What is needed
Using the data below, gather each line that includes the word "előadó".

(Dataset records)
·····

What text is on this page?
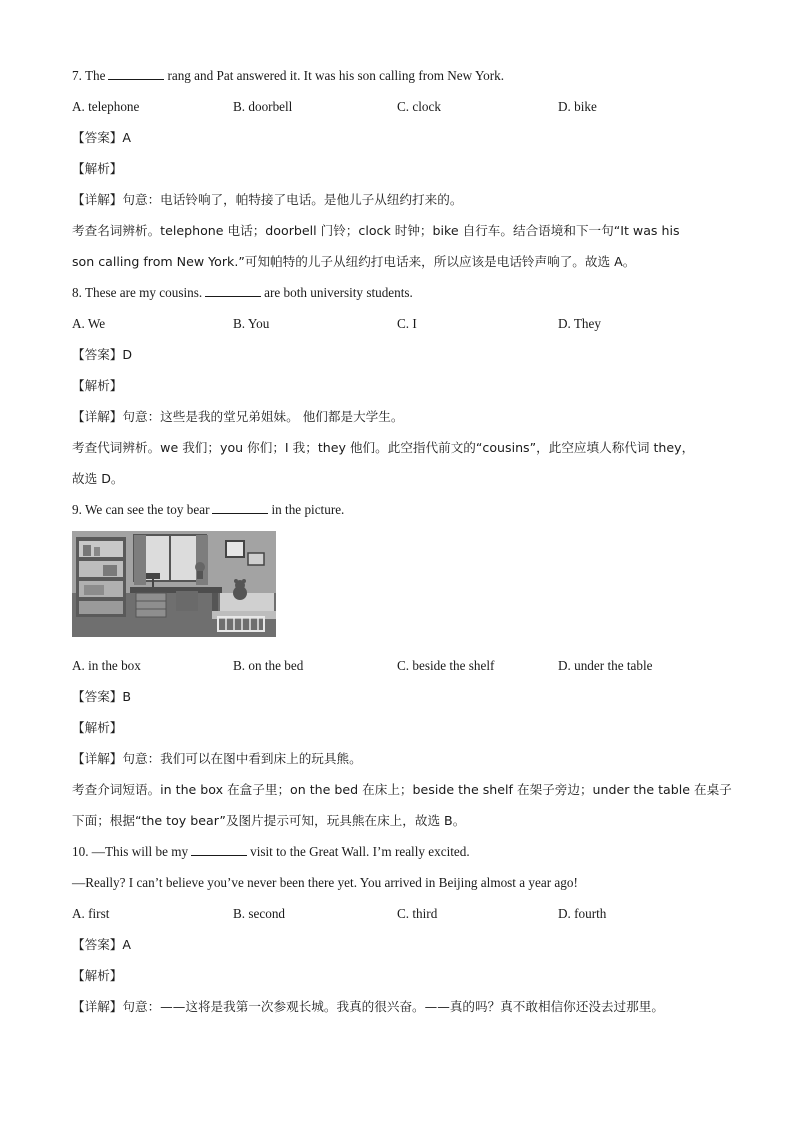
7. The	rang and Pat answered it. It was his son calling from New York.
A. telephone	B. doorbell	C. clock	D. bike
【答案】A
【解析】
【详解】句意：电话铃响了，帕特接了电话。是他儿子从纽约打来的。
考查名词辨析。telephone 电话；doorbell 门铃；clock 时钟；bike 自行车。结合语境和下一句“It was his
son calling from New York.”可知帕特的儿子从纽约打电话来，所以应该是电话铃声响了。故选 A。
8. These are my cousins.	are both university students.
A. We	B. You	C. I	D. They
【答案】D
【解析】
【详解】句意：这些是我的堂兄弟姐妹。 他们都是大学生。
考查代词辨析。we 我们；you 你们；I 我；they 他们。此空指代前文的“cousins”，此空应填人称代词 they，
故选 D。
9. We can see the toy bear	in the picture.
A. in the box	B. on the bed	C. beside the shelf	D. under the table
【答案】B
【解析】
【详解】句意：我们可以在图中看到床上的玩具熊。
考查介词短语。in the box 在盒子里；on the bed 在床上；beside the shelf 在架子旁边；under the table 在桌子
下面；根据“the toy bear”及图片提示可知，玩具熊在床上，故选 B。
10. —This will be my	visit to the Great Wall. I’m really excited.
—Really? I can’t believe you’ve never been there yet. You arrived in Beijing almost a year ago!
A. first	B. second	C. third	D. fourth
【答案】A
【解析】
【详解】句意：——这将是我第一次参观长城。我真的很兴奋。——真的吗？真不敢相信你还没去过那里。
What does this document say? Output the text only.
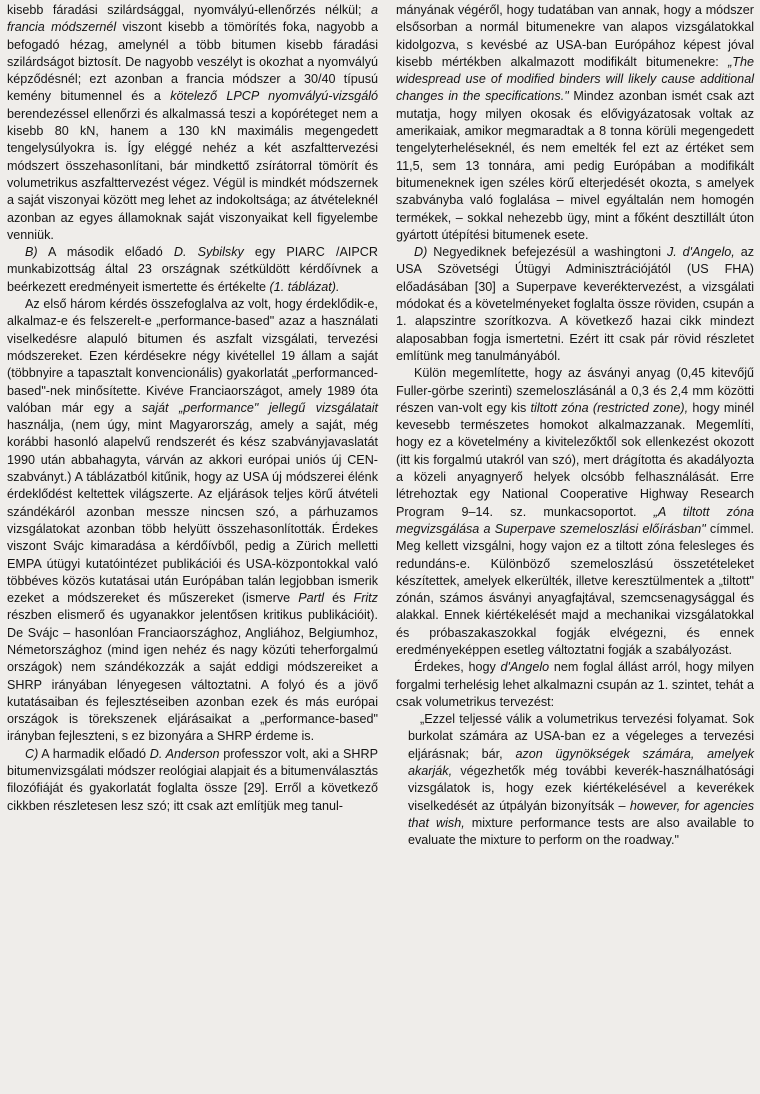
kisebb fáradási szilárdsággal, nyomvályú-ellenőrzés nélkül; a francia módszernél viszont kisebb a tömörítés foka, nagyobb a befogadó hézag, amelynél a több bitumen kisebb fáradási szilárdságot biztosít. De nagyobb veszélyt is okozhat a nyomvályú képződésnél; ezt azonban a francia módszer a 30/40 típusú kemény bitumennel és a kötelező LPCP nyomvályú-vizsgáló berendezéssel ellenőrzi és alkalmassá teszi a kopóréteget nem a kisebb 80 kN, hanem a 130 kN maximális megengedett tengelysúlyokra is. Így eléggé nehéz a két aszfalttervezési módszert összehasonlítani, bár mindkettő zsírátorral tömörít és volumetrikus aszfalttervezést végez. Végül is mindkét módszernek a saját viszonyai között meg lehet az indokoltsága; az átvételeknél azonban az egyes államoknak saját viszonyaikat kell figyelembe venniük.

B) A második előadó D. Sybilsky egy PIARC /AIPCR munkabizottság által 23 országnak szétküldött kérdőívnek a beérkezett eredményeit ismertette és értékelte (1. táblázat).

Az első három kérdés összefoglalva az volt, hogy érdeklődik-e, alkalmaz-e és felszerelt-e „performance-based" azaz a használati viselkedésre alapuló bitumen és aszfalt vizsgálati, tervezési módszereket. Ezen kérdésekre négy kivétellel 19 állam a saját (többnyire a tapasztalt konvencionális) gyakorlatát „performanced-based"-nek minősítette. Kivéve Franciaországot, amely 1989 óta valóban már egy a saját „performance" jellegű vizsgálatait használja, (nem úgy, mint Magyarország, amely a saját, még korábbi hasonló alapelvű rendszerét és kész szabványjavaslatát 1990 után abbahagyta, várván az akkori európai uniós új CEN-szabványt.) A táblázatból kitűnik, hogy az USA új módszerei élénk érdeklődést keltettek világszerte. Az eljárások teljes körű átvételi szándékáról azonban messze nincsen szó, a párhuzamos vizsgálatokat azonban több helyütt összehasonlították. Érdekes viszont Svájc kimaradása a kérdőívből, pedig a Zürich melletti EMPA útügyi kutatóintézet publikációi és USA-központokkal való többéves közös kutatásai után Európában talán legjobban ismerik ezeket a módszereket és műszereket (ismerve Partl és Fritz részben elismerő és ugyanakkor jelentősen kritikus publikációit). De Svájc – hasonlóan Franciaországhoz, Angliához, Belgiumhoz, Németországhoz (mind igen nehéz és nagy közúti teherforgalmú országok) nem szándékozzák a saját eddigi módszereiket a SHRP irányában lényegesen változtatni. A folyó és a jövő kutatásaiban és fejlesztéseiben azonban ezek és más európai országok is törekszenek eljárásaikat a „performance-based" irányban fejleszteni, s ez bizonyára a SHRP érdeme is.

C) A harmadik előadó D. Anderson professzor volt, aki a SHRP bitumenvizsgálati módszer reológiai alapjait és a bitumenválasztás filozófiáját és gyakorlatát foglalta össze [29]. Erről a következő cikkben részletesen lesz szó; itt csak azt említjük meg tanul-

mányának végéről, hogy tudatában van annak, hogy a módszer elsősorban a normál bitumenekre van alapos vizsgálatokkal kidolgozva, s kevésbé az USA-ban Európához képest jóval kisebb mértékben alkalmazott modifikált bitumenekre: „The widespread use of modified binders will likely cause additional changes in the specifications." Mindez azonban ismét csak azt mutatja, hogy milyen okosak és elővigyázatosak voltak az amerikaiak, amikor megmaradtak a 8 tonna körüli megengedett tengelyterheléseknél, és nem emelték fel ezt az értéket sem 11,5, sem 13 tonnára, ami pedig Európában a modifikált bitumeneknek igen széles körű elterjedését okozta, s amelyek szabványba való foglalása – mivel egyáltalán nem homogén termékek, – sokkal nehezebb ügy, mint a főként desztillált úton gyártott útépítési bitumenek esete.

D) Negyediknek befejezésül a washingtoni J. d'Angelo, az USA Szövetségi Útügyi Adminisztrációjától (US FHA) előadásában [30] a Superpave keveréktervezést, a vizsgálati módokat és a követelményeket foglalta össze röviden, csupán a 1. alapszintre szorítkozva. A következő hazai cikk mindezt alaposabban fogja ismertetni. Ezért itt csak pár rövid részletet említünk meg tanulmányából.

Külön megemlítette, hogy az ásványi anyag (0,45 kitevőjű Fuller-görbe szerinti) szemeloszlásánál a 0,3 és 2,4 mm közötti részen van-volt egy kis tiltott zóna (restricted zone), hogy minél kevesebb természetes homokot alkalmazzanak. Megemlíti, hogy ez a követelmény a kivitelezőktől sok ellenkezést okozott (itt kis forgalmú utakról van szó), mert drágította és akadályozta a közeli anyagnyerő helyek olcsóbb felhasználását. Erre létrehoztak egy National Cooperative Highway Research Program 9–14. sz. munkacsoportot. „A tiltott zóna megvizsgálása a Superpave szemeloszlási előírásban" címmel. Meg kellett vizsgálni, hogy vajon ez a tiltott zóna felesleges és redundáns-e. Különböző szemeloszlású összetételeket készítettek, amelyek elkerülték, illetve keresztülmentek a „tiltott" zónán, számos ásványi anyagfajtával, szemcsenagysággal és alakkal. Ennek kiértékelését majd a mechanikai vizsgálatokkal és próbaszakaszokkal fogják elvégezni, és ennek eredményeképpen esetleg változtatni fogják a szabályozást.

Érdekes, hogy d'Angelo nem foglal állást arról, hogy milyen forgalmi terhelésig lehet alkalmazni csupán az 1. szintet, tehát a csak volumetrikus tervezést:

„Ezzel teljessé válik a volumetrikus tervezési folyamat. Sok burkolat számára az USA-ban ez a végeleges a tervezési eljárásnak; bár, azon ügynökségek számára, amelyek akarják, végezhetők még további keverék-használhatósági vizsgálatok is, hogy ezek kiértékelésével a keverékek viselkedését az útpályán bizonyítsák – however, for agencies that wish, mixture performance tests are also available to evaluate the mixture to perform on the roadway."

·····

Result below
B) A második előadó D. Sybilsky egy PIARC /AIPCR munkabizottság által 23 országnak szétküldött kérdőívnek a beérkezett eredményeit ismertette és értékelte (1. táblázat).
C) A harmadik előadó D. Anderson professzor volt, aki a SHRP bitumenvizsgálati módszer reológiai alapjait és a bitumenválasztás filozófiáját és gyakorlatát foglalta össze [29]. Erről a következő cikkben részletesen lesz szó; itt csak azt említjük meg tanul-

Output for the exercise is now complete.